**Set task:** Repeat the material exactly, leaving nothing out.

**Supplied records:**

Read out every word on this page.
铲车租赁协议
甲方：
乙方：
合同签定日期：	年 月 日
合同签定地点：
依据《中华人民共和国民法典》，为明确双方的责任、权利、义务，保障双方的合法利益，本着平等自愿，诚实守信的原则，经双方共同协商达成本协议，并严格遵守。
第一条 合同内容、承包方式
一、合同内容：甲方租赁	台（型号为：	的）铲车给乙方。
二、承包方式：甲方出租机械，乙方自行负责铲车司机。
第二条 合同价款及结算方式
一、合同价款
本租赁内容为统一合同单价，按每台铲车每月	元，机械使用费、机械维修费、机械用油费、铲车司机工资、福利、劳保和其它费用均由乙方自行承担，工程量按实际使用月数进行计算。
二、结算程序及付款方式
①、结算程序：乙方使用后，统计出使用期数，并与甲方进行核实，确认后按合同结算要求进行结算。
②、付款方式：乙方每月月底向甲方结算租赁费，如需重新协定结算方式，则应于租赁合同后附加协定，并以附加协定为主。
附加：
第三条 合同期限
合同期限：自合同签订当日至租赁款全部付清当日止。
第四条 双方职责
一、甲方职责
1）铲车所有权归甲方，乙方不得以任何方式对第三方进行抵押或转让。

**Solution for this problem:**
Read out every word on this page.
铲车租赁协议
甲方：
乙方：
合同签定日期：	年 月 日
合同签定地点：
依据《中华人民共和国民法典》，为明确双方的责任、权利、义务，保障双方的合法利益，本着平等自愿，诚实守信的原则，经双方共同协商达成本协议，并严格遵守。
第一条 合同内容、承包方式
一、合同内容：甲方租赁	台（型号为：	的）铲车给乙方。
二、承包方式：甲方出租机械，乙方自行负责铲车司机。
第二条 合同价款及结算方式
一、合同价款
本租赁内容为统一合同单价，按每台铲车每月	元，机械使用费、机械维修费、机械用油费、铲车司机工资、福利、劳保和其它费用均由乙方自行承担，工程量按实际使用月数进行计算。
二、结算程序及付款方式
①、结算程序：乙方使用后，统计出使用期数，并与甲方进行核实，确认后按合同结算要求进行结算。
②、付款方式：乙方每月月底向甲方结算租赁费，如需重新协定结算方式，则应于租赁合同后附加协定，并以附加协定为主。
附加：
第三条 合同期限
合同期限：自合同签订当日至租赁款全部付清当日止。
第四条 双方职责
一、甲方职责
1）铲车所有权归甲方，乙方不得以任何方式对第三方进行抵押或转让。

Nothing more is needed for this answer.